Stored dataset items:
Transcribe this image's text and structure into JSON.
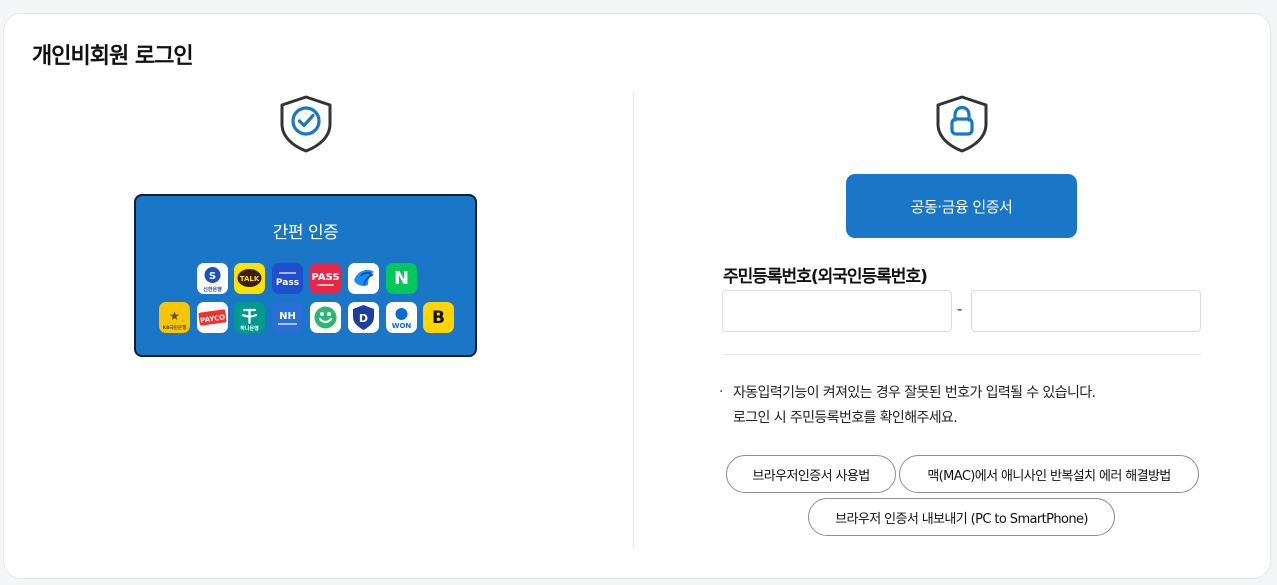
{
  "page": {
    "title": "개인비회원 로그인"
  },
  "easy_auth": {
    "title": "간편 인증",
    "apps": [
      {
        "name": "shinhan",
        "text": "신한은행",
        "bg": "#ffffff",
        "fg": "#1b3f9c"
      },
      {
        "name": "kakaotalk",
        "text": "TALK",
        "bg": "#fae100",
        "fg": "#3a1d1d"
      },
      {
        "name": "samsung-pass",
        "text": "Pass",
        "bg": "#1f4fcf",
        "fg": "#ffffff"
      },
      {
        "name": "pass",
        "text": "PASS",
        "bg": "#e8264a",
        "fg": "#ffffff"
      },
      {
        "name": "toss",
        "text": "",
        "bg": "#ffffff",
        "fg": "#1a8cff"
      },
      {
        "name": "naver",
        "text": "N",
        "bg": "#03c75a",
        "fg": "#ffffff"
      },
      {
        "name": "kb",
        "text": "KB국민은행",
        "bg": "#f7c600",
        "fg": "#5b4a2e"
      },
      {
        "name": "payco",
        "text": "PAYCO",
        "bg": "#ffffff",
        "fg": "#ff2a2a"
      },
      {
        "name": "hana",
        "text": "하나은행",
        "bg": "#009b8d",
        "fg": "#ffffff"
      },
      {
        "name": "nh",
        "text": "NH",
        "bg": "#2a6fd6",
        "fg": "#ffffff"
      },
      {
        "name": "woori",
        "text": "",
        "bg": "#ffffff",
        "fg": "#2bb673"
      },
      {
        "name": "d-sign",
        "text": "D",
        "bg": "#ffffff",
        "fg": "#1b3fa0"
      },
      {
        "name": "won",
        "text": "WON",
        "bg": "#ffffff",
        "fg": "#0a6cd1"
      },
      {
        "name": "banksalad",
        "text": "B",
        "bg": "#ffd400",
        "fg": "#111111"
      }
    ]
  },
  "certificate": {
    "button_label": "공동·금융 인증서"
  },
  "rrn": {
    "label": "주민등록번호(외국인등록번호)",
    "separator": "-",
    "front_value": "",
    "back_value": ""
  },
  "notice": {
    "bullet": "·",
    "lines": [
      "자동입력기능이 켜져있는 경우 잘못된 번호가 입력될 수 있습니다.",
      "로그인 시 주민등록번호를 확인해주세요."
    ]
  },
  "help_links": {
    "browser_cert_usage": "브라우저인증서 사용법",
    "mac_anysign_fix": "맥(MAC)에서 애니사인 반복설치 에러 해결방법",
    "browser_cert_export": "브라우저 인증서 내보내기 (PC to SmartPhone)"
  },
  "colors": {
    "brand": "#1a76c7",
    "icon_stroke": "#1a76c7",
    "shield_outline": "#333333"
  }
}
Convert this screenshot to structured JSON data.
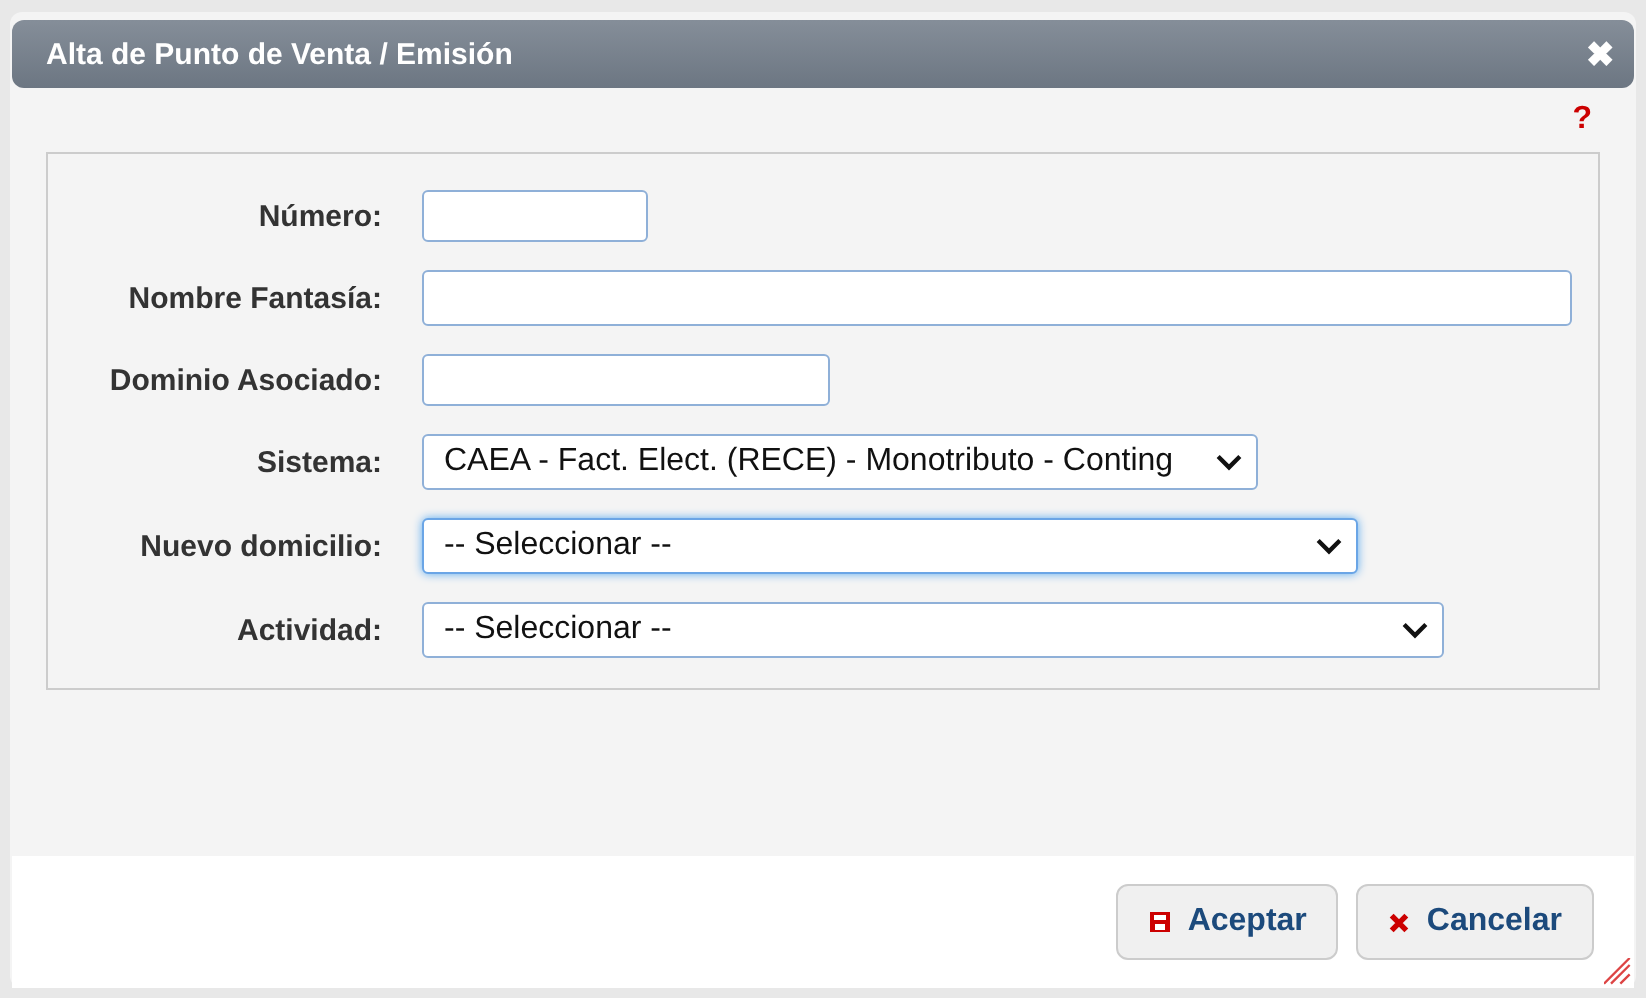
{
  "dialog": {
    "title": "Alta de Punto de Venta / Emisión",
    "close_icon": "✖",
    "help": "?"
  },
  "fields": [
    {
      "label": "Número:",
      "kind": "input",
      "focused": false
    },
    {
      "label": "Nombre Fantasía:",
      "kind": "input",
      "focused": false
    },
    {
      "label": "Dominio Asociado:",
      "kind": "input",
      "focused": false
    },
    {
      "label": "Sistema:",
      "kind": "select",
      "value": "CAEA - Fact. Elect. (RECE) - Monotributo - Conting",
      "focused": false
    },
    {
      "label": "Nuevo domicilio:",
      "kind": "select",
      "value": "-- Seleccionar --",
      "focused": true
    },
    {
      "label": "Actividad:",
      "kind": "select",
      "value": "-- Seleccionar --",
      "focused": false
    }
  ],
  "buttons": [
    {
      "label": "Aceptar",
      "kind": "save"
    },
    {
      "label": "Cancelar",
      "kind": "cancel"
    }
  ]
}
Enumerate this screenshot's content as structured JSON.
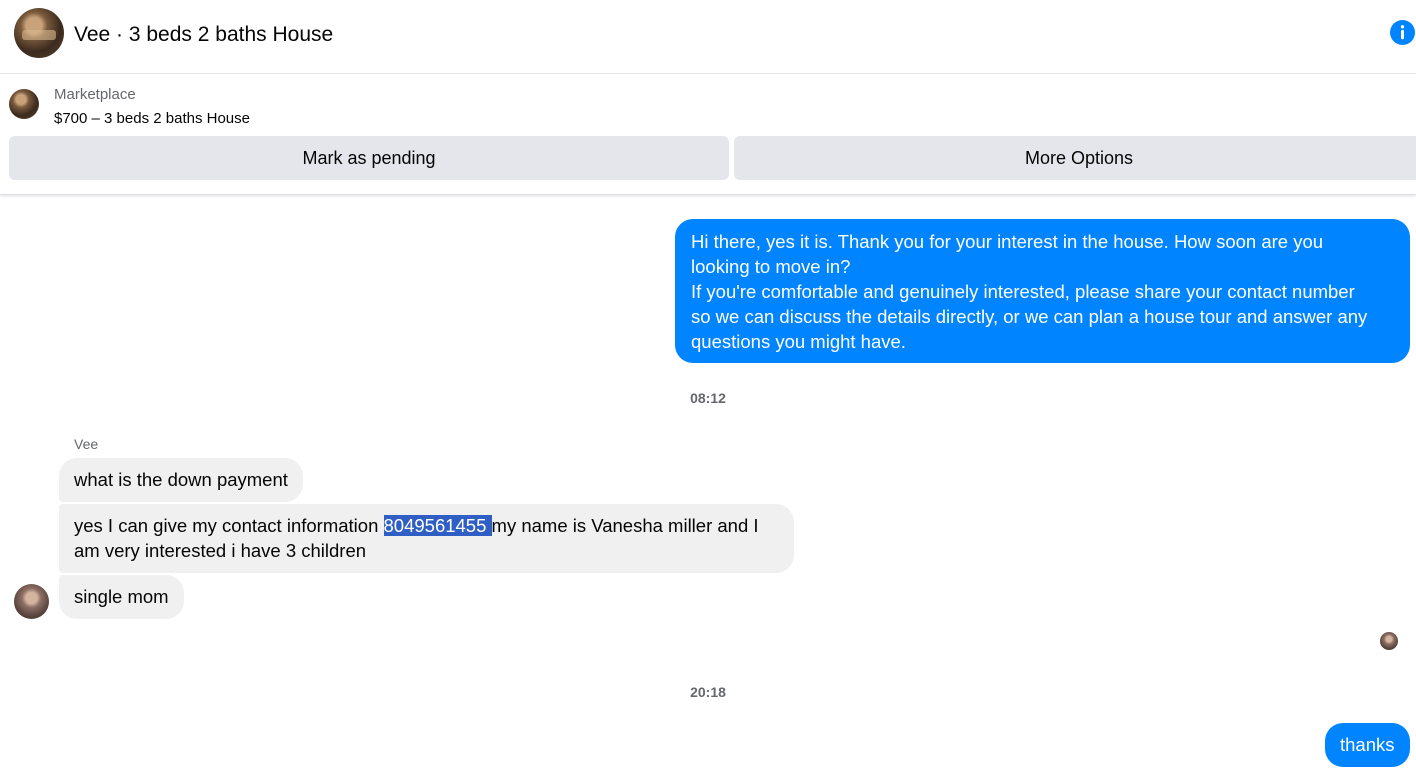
{
  "header": {
    "title": "Vee · 3 beds 2 baths House",
    "info_icon": "info-icon",
    "accent": "#0084ff"
  },
  "listing": {
    "source": "Marketplace",
    "title": "$700 – 3 beds 2 baths House",
    "buttons": {
      "pending": "Mark as pending",
      "more": "More Options"
    }
  },
  "messages": {
    "out1": {
      "line1": "Hi there, yes it is. Thank you for your interest in the house. How soon are you",
      "line2": "looking to move in?",
      "line3": "If you're comfortable and genuinely interested, please share your contact number",
      "line4": "so we can discuss the details directly, or we can plan a house tour and answer any",
      "line5": "questions you might have."
    },
    "time1": "08:12",
    "sender": "Vee",
    "in1": "what is the down payment",
    "in2": {
      "before": "yes I can give my contact information ",
      "highlighted": "8049561455 ",
      "after": "my name is Vanesha miller and I",
      "line2": "am very interested i have 3 children"
    },
    "in3": "single mom",
    "time2": "20:18",
    "out2": "thanks"
  }
}
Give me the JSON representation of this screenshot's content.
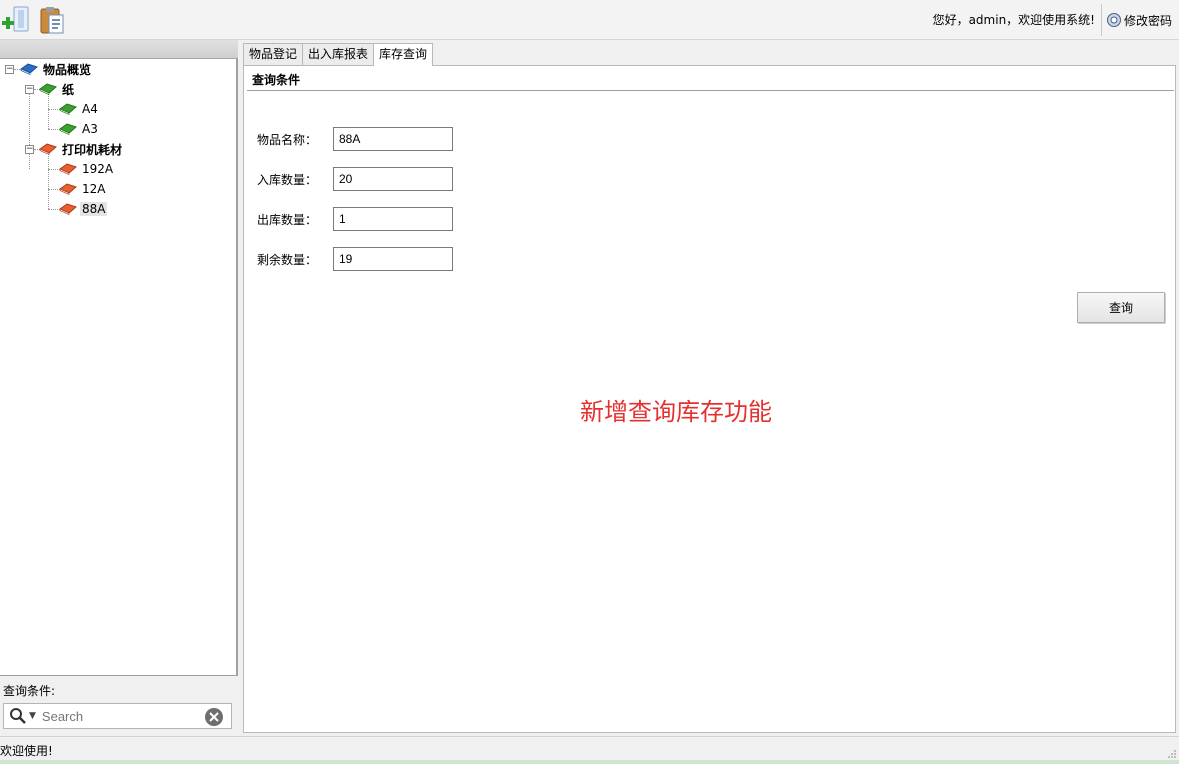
{
  "toolbar": {
    "add_icon": "add-item-icon",
    "paste_icon": "clipboard-icon",
    "greeting": "您好，admin，欢迎使用系统!",
    "change_password": "修改密码"
  },
  "tree": {
    "root": "物品概览",
    "categories": [
      {
        "label": "纸",
        "color": "#3aa12e",
        "items": [
          "A4",
          "A3"
        ]
      },
      {
        "label": "打印机耗材",
        "color": "#e8602e",
        "items": [
          "192A",
          "12A",
          "88A"
        ]
      }
    ],
    "selected": "88A"
  },
  "search": {
    "label": "查询条件:",
    "placeholder": "Search"
  },
  "tabs": [
    {
      "label": "物品登记",
      "active": false
    },
    {
      "label": "出入库报表",
      "active": false
    },
    {
      "label": "库存查询",
      "active": true
    }
  ],
  "query": {
    "section_title": "查询条件",
    "fields": [
      {
        "label": "物品名称：",
        "value": "88A"
      },
      {
        "label": "入库数量：",
        "value": "20"
      },
      {
        "label": "出库数量：",
        "value": "1"
      },
      {
        "label": "剩余数量：",
        "value": "19"
      }
    ],
    "button": "查询"
  },
  "notice": "新增查询库存功能",
  "status": "欢迎使用!",
  "colors": {
    "notice": "#e53030",
    "root_book": "#2a6fc4"
  }
}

### [Problem to work on]
Find how many lines of the material carry the string "structured". Only the number should be in the answer.

### [Task answer]
2